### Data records
— BEGIN —

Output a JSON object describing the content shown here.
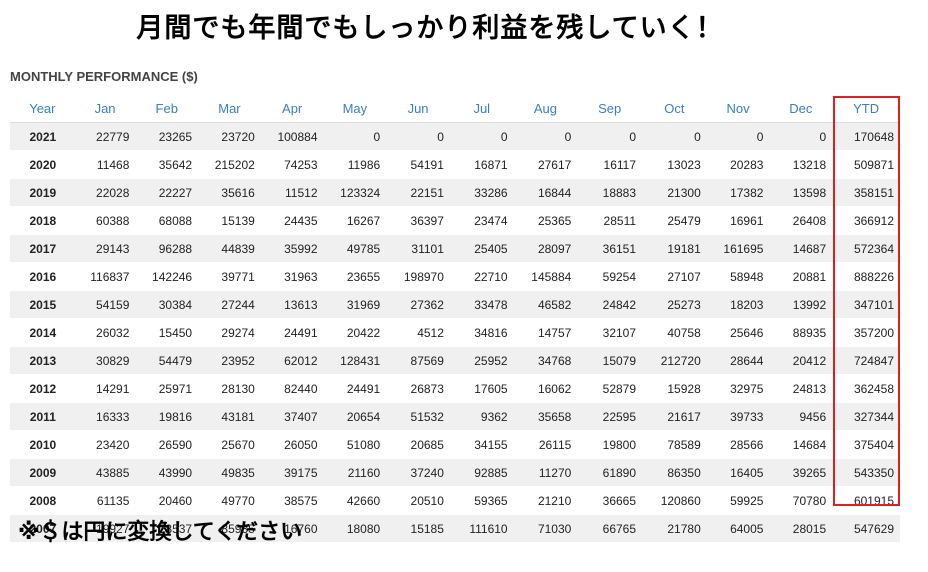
{
  "headline": "月間でも年間でもしっかり利益を残していく！",
  "section_title": "MONTHLY PERFORMANCE ($)",
  "table": {
    "columns": [
      "Year",
      "Jan",
      "Feb",
      "Mar",
      "Apr",
      "May",
      "Jun",
      "Jul",
      "Aug",
      "Sep",
      "Oct",
      "Nov",
      "Dec",
      "YTD"
    ],
    "rows": [
      [
        "2021",
        "22779",
        "23265",
        "23720",
        "100884",
        "0",
        "0",
        "0",
        "0",
        "0",
        "0",
        "0",
        "0",
        "170648"
      ],
      [
        "2020",
        "11468",
        "35642",
        "215202",
        "74253",
        "11986",
        "54191",
        "16871",
        "27617",
        "16117",
        "13023",
        "20283",
        "13218",
        "509871"
      ],
      [
        "2019",
        "22028",
        "22227",
        "35616",
        "11512",
        "123324",
        "22151",
        "33286",
        "16844",
        "18883",
        "21300",
        "17382",
        "13598",
        "358151"
      ],
      [
        "2018",
        "60388",
        "68088",
        "15139",
        "24435",
        "16267",
        "36397",
        "23474",
        "25365",
        "28511",
        "25479",
        "16961",
        "26408",
        "366912"
      ],
      [
        "2017",
        "29143",
        "96288",
        "44839",
        "35992",
        "49785",
        "31101",
        "25405",
        "28097",
        "36151",
        "19181",
        "161695",
        "14687",
        "572364"
      ],
      [
        "2016",
        "116837",
        "142246",
        "39771",
        "31963",
        "23655",
        "198970",
        "22710",
        "145884",
        "59254",
        "27107",
        "58948",
        "20881",
        "888226"
      ],
      [
        "2015",
        "54159",
        "30384",
        "27244",
        "13613",
        "31969",
        "27362",
        "33478",
        "46582",
        "24842",
        "25273",
        "18203",
        "13992",
        "347101"
      ],
      [
        "2014",
        "26032",
        "15450",
        "29274",
        "24491",
        "20422",
        "4512",
        "34816",
        "14757",
        "32107",
        "40758",
        "25646",
        "88935",
        "357200"
      ],
      [
        "2013",
        "30829",
        "54479",
        "23952",
        "62012",
        "128431",
        "87569",
        "25952",
        "34768",
        "15079",
        "212720",
        "28644",
        "20412",
        "724847"
      ],
      [
        "2012",
        "14291",
        "25971",
        "28130",
        "82440",
        "24491",
        "26873",
        "17605",
        "16062",
        "52879",
        "15928",
        "32975",
        "24813",
        "362458"
      ],
      [
        "2011",
        "16333",
        "19816",
        "43181",
        "37407",
        "20654",
        "51532",
        "9362",
        "35658",
        "22595",
        "21617",
        "39733",
        "9456",
        "327344"
      ],
      [
        "2010",
        "23420",
        "26590",
        "25670",
        "26050",
        "51080",
        "20685",
        "34155",
        "26115",
        "19800",
        "78589",
        "28566",
        "14684",
        "375404"
      ],
      [
        "2009",
        "43885",
        "43990",
        "49835",
        "39175",
        "21160",
        "37240",
        "92885",
        "11270",
        "61890",
        "86350",
        "16405",
        "39265",
        "543350"
      ],
      [
        "2008",
        "61135",
        "20460",
        "49770",
        "38575",
        "42660",
        "20510",
        "59365",
        "21210",
        "36665",
        "120860",
        "59925",
        "70780",
        "601915"
      ],
      [
        "2007",
        "19927",
        "28537",
        "85935",
        "16760",
        "18080",
        "15185",
        "111610",
        "71030",
        "66765",
        "21780",
        "64005",
        "28015",
        "547629"
      ]
    ]
  },
  "footnote": "※＄は円に変換してください",
  "colors": {
    "header_text": "#3a7fc2",
    "highlight_border": "#e02020",
    "row_stripe": "#f0f0f0"
  }
}
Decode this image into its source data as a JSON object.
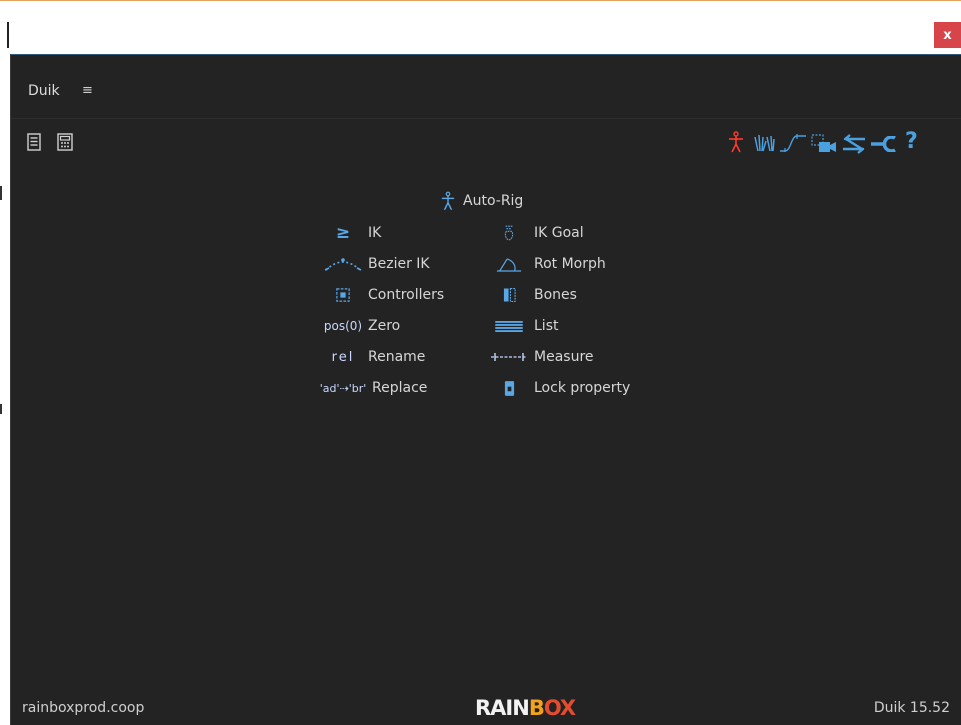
{
  "window": {
    "close_label": "x"
  },
  "panel": {
    "title": "Duik",
    "menu_icon": "≡"
  },
  "toolbar_left": [
    {
      "icon": "notes-icon"
    },
    {
      "icon": "calculator-icon"
    }
  ],
  "toolbar_right": [
    {
      "icon": "autorig-figure-icon",
      "color": "#ff3b30"
    },
    {
      "icon": "hands-icon",
      "color": "#4ba0e0"
    },
    {
      "icon": "curve-icon",
      "color": "#4ba0e0"
    },
    {
      "icon": "camera-icon",
      "color": "#4ba0e0"
    },
    {
      "icon": "link-icon",
      "color": "#4ba0e0"
    },
    {
      "icon": "wrench-icon",
      "color": "#4ba0e0"
    },
    {
      "icon": "help-icon",
      "glyph": "?",
      "color": "#4ba0e0"
    }
  ],
  "main": {
    "auto_rig": "Auto-Rig",
    "items_left": [
      {
        "label": "IK",
        "icon": "ik-icon",
        "glyph": "≥"
      },
      {
        "label": "Bezier IK",
        "icon": "bezier-ik-icon",
        "glyph": "⋰⋱"
      },
      {
        "label": "Controllers",
        "icon": "controllers-icon",
        "glyph": "⛶"
      },
      {
        "label": "Zero",
        "icon": "zero-icon",
        "glyph": "pos(0)"
      },
      {
        "label": "Rename",
        "icon": "rename-icon",
        "glyph": "rel"
      },
      {
        "label": "Replace",
        "icon": "replace-icon",
        "glyph": "'ad'⇢'br'"
      }
    ],
    "items_right": [
      {
        "label": "IK Goal",
        "icon": "ik-goal-icon",
        "glyph": "☋"
      },
      {
        "label": "Rot Morph",
        "icon": "rot-morph-icon",
        "glyph": "◭"
      },
      {
        "label": "Bones",
        "icon": "bones-icon",
        "glyph": "▮▯"
      },
      {
        "label": "List",
        "icon": "list-icon",
        "glyph": "☰"
      },
      {
        "label": "Measure",
        "icon": "measure-icon",
        "glyph": "⊣⊢"
      },
      {
        "label": "Lock property",
        "icon": "lock-icon",
        "glyph": "🔒"
      }
    ]
  },
  "footer": {
    "website": "rainboxprod.coop",
    "brand_white": "RAIN",
    "brand_orange": "B",
    "brand_red": "OX",
    "version": "Duik 15.52"
  }
}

— END —

### The problem
Looking at the entries above, state how many lines contain "object"; give the number alone.

### Written response
2